(Extrait source)

————————

Nicolas Ier n’est pas décidé à se laisser faire. Convaincu de son droit au trône, il montre de la résolution et de l’énergie, dans un contexte difficile et confus, dû à la double prestation de serment. Sans cesser de parlementer avec les rebelles – ou du moins d’essayer –, il réunit des forces. Une autre attitude de l’empereur eût pu donner la victoire aux « Décembristes », en dépit de leur immobilisme.

Après quelques salves de mitraille tirées sur le carré figé, les soldats commencent à se débander, abandonnant tués et blessés. La révolte est matée. Le 29 décembre 1825, au sud du pays, le régiment de Tchernigov se mutine à son tour. À la tête des émeutiers, se trouve Sergueï Mouraviev-Apostol, membre de l’Union du Sud. Le 3 janvier 1826, les « tchernigoviens » sont défaits. On procède à des arrestations sur tout le territoire. Nicolas Ier, qui suit attentivement les progrès de l’enquête, estime que près de six mille personnes sont impliquées dans la conspiration1. Beaucoup sont arrêtées. On fait le tri des « meneurs » : cent vingt et un hommes. Ils sont jugés, cinq sont condamnés à mort par pendaison, les autres à divers temps de détention dans les bagnes de Sibérie. Les leaders de l’Union du Sud, Paul Pestel, Mikhaïl Bestoujev-Rioumine, Sergueï Mouraviev-Apostol, le chef de celle du Nord, Kondrati Ryleïev, et Piotr Kakhovski qui, sur la place du Sénat, a mortellement blessé le comte Mikhaïl Miloradovitch, sont pendus.

L’exécution des chefs de la révolte laisse la société russe en état de choc. Elle contribuera grandement à la naissance de la « légende des Décembristes ». Élisabeth, nous l’avons dit, a aboli la peine capitale en Russie. Cependant, l’Oulojenié promulgué en 1649 par le tsar Alexis Mikhaïlovitch et que nul n’a songé à abolir, continue d’être en vigueur dans le pays. Il prévoit la mort pour soixante-trois types de crimes et délits. Le Règlement de Pierre le Grand n’est pas supprimé lui non plus, qui prescrit la peine capitale pour cent douze sortes de crimes. Durant les soixante-quinze ans qui précèdent le 14 décembre 1825, seuls Mirovitch et les « pougatcheviens » subissent le châtiment suprême. Mais des milliers de gens meurent sous le knout, les verges, exécutés sans jugement. Au cours de l’été 1831, les colons militaires de Staraïa Roussa se révolteront. Deux mille cinq personnes subiront les verges, et cent cinquante en mourront. Ce qui ne suscitera aucune émotion particulière dans l’opinion.

Si l’exécution des Décembristes est un tel choc pour la société, c’est parce que l’on s’attaque aux « siens », à de brillants officiers de la garde, représentants des plus grandes familles nobles, héros des guerres contre Napoléon. En outre, les conjurés sont jeunes – l’âge moyen des condamnés est de vingt-sept ans et quatre mois – et cultivés : une partie d’entre eux répond en français aux interrogatoires.

————————

(Travail demandé)
[1] Dressez la liste des hommes pendus que nomme l'extrait sur les Décembristes.
[2] Reproduisez fidèlement le passage de l'extrait sur les Décembristes qui va de « Si l’exécution des » à « français aux interrogatoires. ».

————————

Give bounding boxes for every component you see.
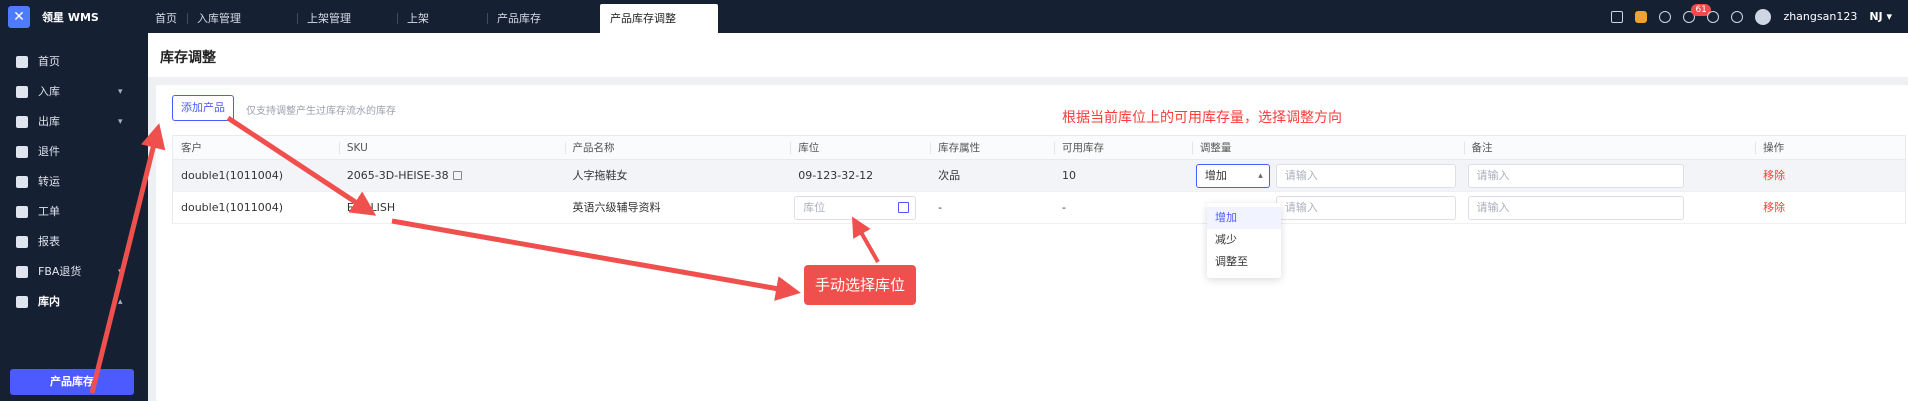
col-available: 可用库存 — [1053, 136, 1192, 159]
col-stock-attr: 库存属性 — [930, 136, 1054, 159]
dropdown-option-increase[interactable]: 增加 — [1207, 207, 1281, 229]
chevron-down-icon: ▾ — [118, 87, 123, 97]
tab-product-inventory[interactable]: 产品库存 — [487, 4, 600, 33]
product-name-cell: 人字拖鞋女 — [572, 169, 628, 182]
sidebar-item-workorder[interactable]: 工单 — [0, 197, 148, 227]
tab-putaway[interactable]: 上架 — [397, 4, 487, 33]
sidebar: 首页 入库 ▾ 出库 ▾ 退件 转运 工单 报表 FBA退货 ▾ 库内 ▴ 产品库存 — [0, 33, 148, 401]
transfer-icon — [16, 176, 28, 188]
table-row: double1(1011004) 2065-3D-HEISE-38 人字拖鞋女 … — [173, 160, 1905, 192]
chevron-up-icon: ▴ — [1258, 171, 1263, 181]
customer-cell: double1(1011004) — [181, 201, 284, 214]
page-header: 库存调整 — [148, 33, 1908, 77]
remark-input[interactable]: 请输入 — [1467, 164, 1684, 188]
add-product-button[interactable]: 添加产品 — [172, 95, 234, 121]
adjust-cell: 增加 ▴ 请输入 — [1192, 160, 1464, 191]
download-icon[interactable] — [1659, 10, 1672, 23]
add-hint: 仅支持调整产生过库存流水的库存 — [246, 106, 396, 117]
dropdown-option-decrease[interactable]: 减少 — [1207, 229, 1281, 251]
main-content: 库存调整 添加产品 仅支持调整产生过库存流水的库存 根据当前库位上的可用库存量，… — [148, 33, 1908, 401]
available-cell: 10 — [1061, 169, 1076, 182]
quantity-input[interactable]: 请输入 — [1275, 164, 1456, 188]
bell-icon[interactable]: 61 — [1683, 3, 1711, 23]
tab-home[interactable]: 首页 — [145, 4, 187, 33]
chevron-up-icon: ▴ — [118, 297, 123, 307]
location-cell: 库位 — [790, 192, 930, 223]
stock-attr-cell: 次品 — [938, 169, 961, 182]
inbox-icon[interactable] — [1611, 10, 1624, 23]
callout-manual-location: 手动选择库位 — [804, 265, 916, 305]
customer-cell: double1(1011004) — [181, 169, 284, 182]
dropdown-option-adjust-to[interactable]: 调整至 — [1207, 251, 1281, 273]
available-cell: - — [1061, 201, 1066, 214]
region-selector[interactable]: NJ ▾ — [1869, 10, 1892, 23]
direction-select[interactable]: 增加 ▴ — [1195, 164, 1270, 188]
robot-icon[interactable] — [1635, 10, 1648, 23]
tab-putaway-management[interactable]: 上架管理 — [297, 4, 397, 33]
sidebar-item-inbound[interactable]: 入库 ▾ — [0, 77, 148, 107]
col-action: 操作 — [1755, 136, 1905, 159]
stock-attr-cell: - — [938, 201, 943, 214]
tab-inventory-adjustment[interactable]: 产品库存调整 — [600, 4, 718, 33]
table-row: double1(1011004) ENGLISH 英语六级辅导资料 库位 - -… — [173, 192, 1905, 224]
return-icon — [16, 146, 28, 158]
chevron-down-icon: ▾ — [118, 267, 123, 277]
product-name-cell: 英语六级辅导资料 — [572, 201, 661, 214]
sidebar-item-outbound[interactable]: 出库 ▾ — [0, 107, 148, 137]
sidebar-item-return[interactable]: 退件 — [0, 137, 148, 167]
sidebar-item-warehouse[interactable]: 库内 ▴ — [0, 287, 148, 317]
sidebar-item-fba-return[interactable]: FBA退货 ▾ — [0, 257, 148, 287]
annotation-direction: 根据当前库位上的可用库存量，选择调整方向 — [1062, 110, 1342, 126]
remark-input[interactable]: 请输入 — [1467, 196, 1684, 220]
action-cell: 移除 — [1755, 192, 1905, 223]
remark-cell: 请输入 — [1464, 192, 1756, 223]
sku-cell: 2065-3D-HEISE-38 — [339, 160, 565, 191]
outbound-icon — [16, 116, 28, 128]
col-sku: SKU — [338, 136, 565, 159]
username[interactable]: zhangsan123 — [1783, 10, 1857, 23]
table-header: 客户 SKU 产品名称 库位 库存属性 可用库存 调整量 备注 操作 — [173, 136, 1905, 160]
location-input[interactable]: 库位 — [794, 196, 917, 220]
inbound-icon — [16, 86, 28, 98]
header-actions: 61 zhangsan123 NJ ▾ — [1611, 0, 1908, 33]
help-icon[interactable] — [1731, 10, 1744, 23]
avatar[interactable] — [1755, 8, 1772, 25]
fba-return-icon — [16, 266, 28, 278]
remark-cell: 请输入 — [1464, 160, 1756, 191]
copy-icon[interactable] — [452, 171, 462, 180]
content-card: 添加产品 仅支持调整产生过库存流水的库存 根据当前库位上的可用库存量，选择调整方… — [156, 85, 1908, 401]
col-customer: 客户 — [181, 142, 202, 154]
action-cell: 移除 — [1755, 160, 1905, 191]
tab-inbound-management[interactable]: 入库管理 — [187, 4, 297, 33]
home-icon — [16, 56, 28, 68]
logo-icon: ✕ — [8, 6, 30, 28]
remove-link[interactable]: 移除 — [1763, 201, 1785, 214]
adjustment-table: 客户 SKU 产品名称 库位 库存属性 可用库存 调整量 备注 操作 doubl… — [172, 135, 1906, 224]
warehouse-icon — [16, 296, 28, 308]
grid-icon[interactable] — [898, 202, 910, 213]
col-remark: 备注 — [1463, 136, 1756, 159]
direction-dropdown: 增加 减少 调整至 — [1207, 203, 1281, 278]
col-product-name: 产品名称 — [564, 136, 791, 159]
col-location: 库位 — [790, 136, 930, 159]
chevron-down-icon: ▾ — [118, 117, 123, 127]
sidebar-item-transfer[interactable]: 转运 — [0, 167, 148, 197]
quantity-input[interactable]: 请输入 — [1275, 196, 1456, 220]
remove-link[interactable]: 移除 — [1763, 169, 1785, 182]
sku-cell: ENGLISH — [346, 201, 396, 214]
sidebar-item-home[interactable]: 首页 — [0, 47, 148, 77]
workorder-icon — [16, 206, 28, 218]
settings-icon[interactable] — [1707, 10, 1720, 23]
sidebar-item-report[interactable]: 报表 — [0, 227, 148, 257]
brand-name: 领星 WMS — [42, 11, 99, 24]
col-adjust-qty: 调整量 — [1191, 136, 1464, 159]
page-title: 库存调整 — [160, 50, 216, 66]
sidebar-subitem-product-inventory[interactable]: 产品库存 — [10, 369, 134, 395]
tab-bar: 首页 入库管理 上架管理 上架 产品库存 产品库存调整 — [145, 4, 718, 33]
top-bar: ✕ 领星 WMS 首页 入库管理 上架管理 上架 产品库存 产品库存调整 61 … — [0, 0, 1908, 33]
report-icon — [16, 236, 28, 248]
location-cell: 09-123-32-12 — [798, 169, 874, 182]
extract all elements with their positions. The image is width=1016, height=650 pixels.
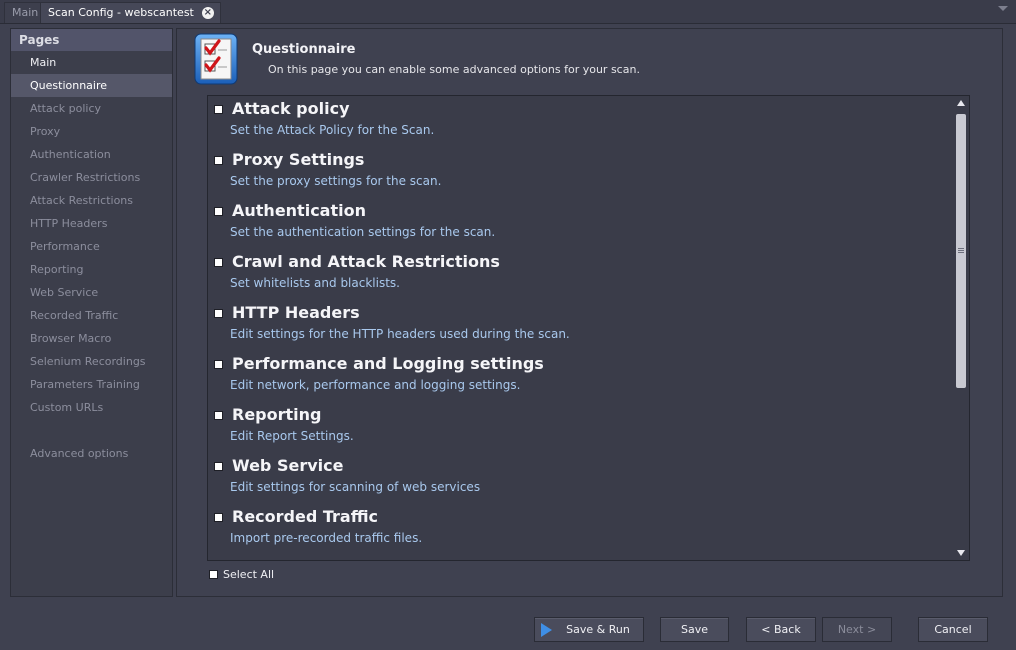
option-title[interactable]: Reporting [232, 405, 321, 424]
option-description: Set the Attack Policy for the Scan. [230, 123, 435, 137]
back-button[interactable]: < Back [746, 617, 816, 642]
select-all-checkbox[interactable] [209, 570, 218, 579]
sidebar-item-recorded-traffic[interactable]: Recorded Traffic [11, 304, 172, 327]
option-row: Proxy Settings Set the proxy settings for… [208, 149, 948, 200]
option-title[interactable]: Proxy Settings [232, 150, 364, 169]
option-checkbox[interactable] [214, 105, 223, 114]
option-row: Performance and Logging settings Edit net… [208, 353, 948, 404]
option-checkbox[interactable] [214, 309, 223, 318]
cancel-button[interactable]: Cancel [918, 617, 988, 642]
option-title[interactable]: Web Service [232, 456, 343, 475]
save-button[interactable]: Save [660, 617, 729, 642]
page-description: On this page you can enable some advance… [268, 63, 640, 76]
option-title[interactable]: Authentication [232, 201, 366, 220]
sidebar-item-parameters-training[interactable]: Parameters Training [11, 373, 172, 396]
option-checkbox[interactable] [214, 156, 223, 165]
option-row: Crawl and Attack Restrictions Set whiteli… [208, 251, 948, 302]
option-title[interactable]: Crawl and Attack Restrictions [232, 252, 500, 271]
option-description: Set the proxy settings for the scan. [230, 174, 442, 188]
next-button[interactable]: Next > [822, 617, 892, 642]
sidebar-header: Pages [11, 29, 172, 51]
option-row: Attack policy Set the Attack Policy for t… [208, 98, 948, 149]
option-row: Recorded Traffic Import pre-recorded traf… [208, 506, 948, 557]
scroll-down-icon[interactable] [957, 550, 965, 556]
sidebar-item-crawler-restrictions[interactable]: Crawler Restrictions [11, 166, 172, 189]
sidebar-item-http-headers[interactable]: HTTP Headers [11, 212, 172, 235]
options-list: Attack policy Set the Attack Policy for t… [207, 95, 970, 561]
tab-bar: Main Scan Config - webscantest × [0, 0, 1016, 24]
option-checkbox[interactable] [214, 360, 223, 369]
pages-sidebar: Pages Main Questionnaire Attack policy Prox… [10, 28, 173, 597]
option-description: Set whitelists and blacklists. [230, 276, 400, 290]
sidebar-item-attack-restrictions[interactable]: Attack Restrictions [11, 189, 172, 212]
option-checkbox[interactable] [214, 411, 223, 420]
sidebar-items: Main Questionnaire Attack policy Proxy Authe… [11, 51, 172, 419]
save-run-label: Save & Run [566, 623, 630, 636]
play-icon [541, 623, 552, 637]
sidebar-item-authentication[interactable]: Authentication [11, 143, 172, 166]
option-description: Import pre-recorded traffic files. [230, 531, 423, 545]
sidebar-item-selenium-recordings[interactable]: Selenium Recordings [11, 350, 172, 373]
save-run-button[interactable]: Save & Run [534, 617, 644, 642]
option-row: HTTP Headers Edit settings for the HTTP h… [208, 302, 948, 353]
main-panel: Questionnaire On this page you can enabl… [176, 28, 1003, 597]
option-description: Edit settings for the HTTP headers used … [230, 327, 570, 341]
option-description: Edit Report Settings. [230, 429, 354, 443]
option-description: Set the authentication settings for the … [230, 225, 496, 239]
close-icon[interactable]: × [201, 7, 214, 19]
option-checkbox[interactable] [214, 513, 223, 522]
tab-scan-config[interactable]: Scan Config - webscantest × [40, 2, 221, 23]
sidebar-item-custom-urls[interactable]: Custom URLs [11, 396, 172, 419]
page-title: Questionnaire [252, 42, 356, 57]
option-title[interactable]: Performance and Logging settings [232, 354, 544, 373]
sidebar-item-proxy[interactable]: Proxy [11, 120, 172, 143]
option-checkbox[interactable] [214, 462, 223, 471]
option-checkbox[interactable] [214, 258, 223, 267]
option-title[interactable]: Attack policy [232, 99, 350, 118]
vertical-scrollbar[interactable] [953, 96, 969, 560]
tab-menu-chevron-icon[interactable] [998, 6, 1008, 11]
sidebar-item-main[interactable]: Main [11, 51, 172, 74]
scrollbar-thumb[interactable] [956, 114, 966, 388]
option-row: Reporting Edit Report Settings. [208, 404, 948, 455]
sidebar-item-advanced-options[interactable]: Advanced options [11, 442, 172, 465]
option-checkbox[interactable] [214, 207, 223, 216]
sidebar-item-attack-policy[interactable]: Attack policy [11, 97, 172, 120]
option-description: Edit network, performance and logging se… [230, 378, 521, 392]
option-title[interactable]: HTTP Headers [232, 303, 360, 322]
sidebar-item-reporting[interactable]: Reporting [11, 258, 172, 281]
scroll-up-icon[interactable] [957, 100, 965, 106]
option-description: Edit settings for scanning of web servic… [230, 480, 481, 494]
sidebar-item-performance[interactable]: Performance [11, 235, 172, 258]
select-all-label: Select All [223, 568, 275, 581]
option-row: Web Service Edit settings for scanning of… [208, 455, 948, 506]
sidebar-item-questionnaire[interactable]: Questionnaire [11, 74, 172, 97]
sidebar-item-browser-macro[interactable]: Browser Macro [11, 327, 172, 350]
option-row: Authentication Set the authentication set… [208, 200, 948, 251]
tab-scan-config-label: Scan Config - webscantest [48, 6, 194, 19]
sidebar-item-web-service[interactable]: Web Service [11, 281, 172, 304]
option-title[interactable]: Recorded Traffic [232, 507, 378, 526]
grip-icon [958, 248, 964, 253]
checklist-icon [194, 33, 238, 85]
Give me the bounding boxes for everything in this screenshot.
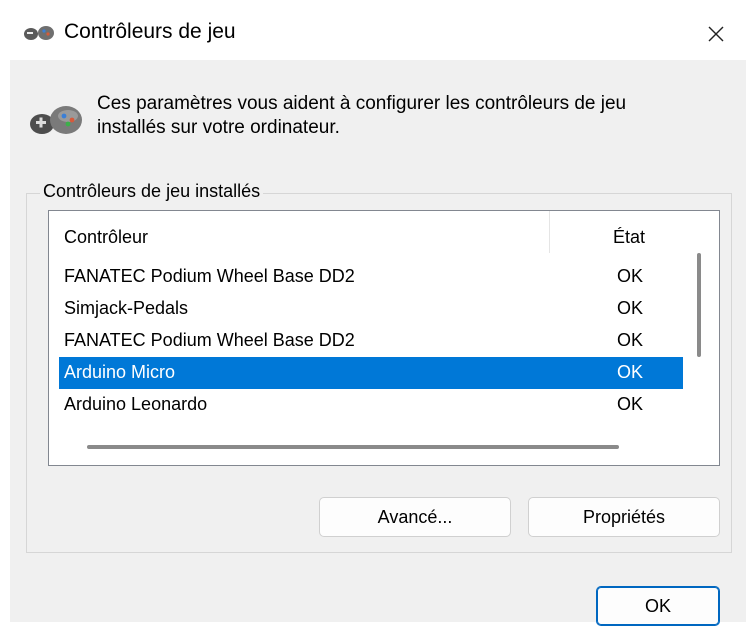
footer-divider (10, 580, 746, 581)
group-label: Contrôleurs de jeu installés (40, 181, 264, 202)
column-header-state[interactable]: État (613, 227, 645, 248)
properties-button[interactable]: Propriétés (528, 497, 720, 537)
controller-name: FANATEC Podium Wheel Base DD2 (64, 266, 355, 286)
column-separator[interactable] (549, 211, 550, 253)
controller-state: OK (617, 330, 644, 350)
description-text: Ces paramètres vous aident à configurer … (97, 93, 627, 138)
controller-state: OK (617, 298, 644, 318)
controllers-list[interactable]: Contrôleur État FANATEC Podium Wheel Bas… (48, 210, 720, 466)
list-header: Contrôleur État (49, 211, 683, 261)
controller-name: FANATEC Podium Wheel Base DD2 (64, 330, 355, 350)
horizontal-scrollbar[interactable] (87, 445, 619, 449)
ok-button[interactable]: OK (596, 586, 720, 626)
list-item-selected[interactable]: Arduino Micro OK (59, 357, 683, 389)
controller-name: Simjack-Pedals (64, 298, 189, 318)
advanced-button[interactable]: Avancé... (319, 497, 511, 537)
window-title: Contrôleurs de jeu (64, 20, 236, 43)
controller-state: OK (617, 394, 644, 414)
game-controllers-dialog: Contrôleurs de jeu Ces paramètres vous a… (10, 8, 746, 626)
controller-state: OK (617, 266, 644, 286)
column-header-controller[interactable]: Contrôleur (64, 227, 148, 248)
controller-name: Arduino Leonardo (64, 394, 208, 414)
title-bar: Contrôleurs de jeu (10, 8, 746, 60)
dialog-content: Ces paramètres vous aident à configurer … (10, 60, 746, 626)
gamepad-icon (24, 26, 54, 40)
controller-name: Arduino Micro (64, 362, 176, 382)
list-item[interactable]: Arduino Leonardo OK (59, 389, 683, 421)
list-item[interactable]: Simjack-Pedals OK (59, 293, 683, 325)
controller-state: OK (617, 362, 644, 382)
list-item[interactable]: FANATEC Podium Wheel Base DD2 OK (59, 261, 683, 293)
close-button[interactable] (686, 8, 746, 60)
list-item[interactable]: FANATEC Podium Wheel Base DD2 OK (59, 325, 683, 357)
close-icon (708, 26, 724, 42)
gamepad-icon (30, 106, 82, 134)
vertical-scrollbar[interactable] (697, 253, 701, 357)
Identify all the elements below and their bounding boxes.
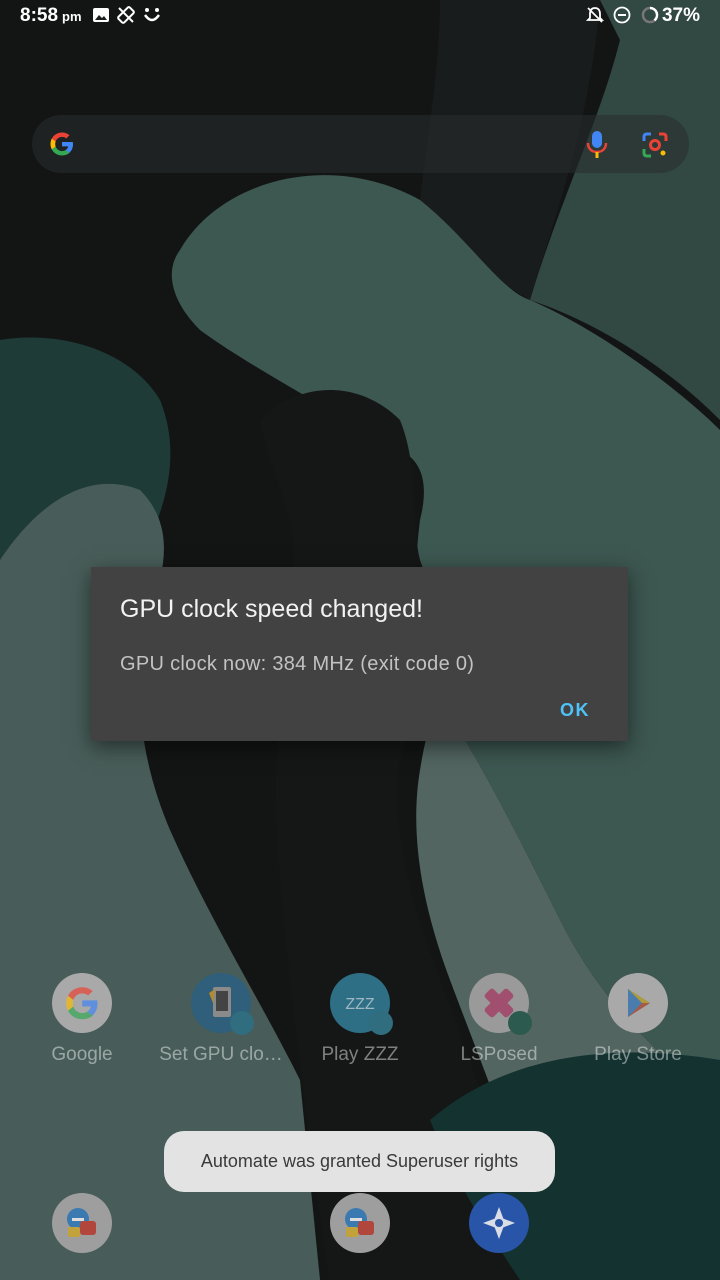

————————

(Résultats obtenus)
[1]
- Paul Pestel
- Mikhaïl Bestoujev-Rioumine
- Sergueï Mouraviev-Apostol
- Kondrati Ryleïev
- Piotr Kakhovski

[2]
Si l’exécution des Décembristes est un tel choc pour la société, c’est parce que l’on s’attaque aux « siens », à de brillants officiers de la garde, représentants des plus grandes familles nobles, héros des guerres contre Napoléon. En outre, les conjurés sont jeunes – l’âge moyen des condamnés est de vingt-sept ans et quatre mois – et cultivés : une partie d’entre eux répond en français aux interrogatoires.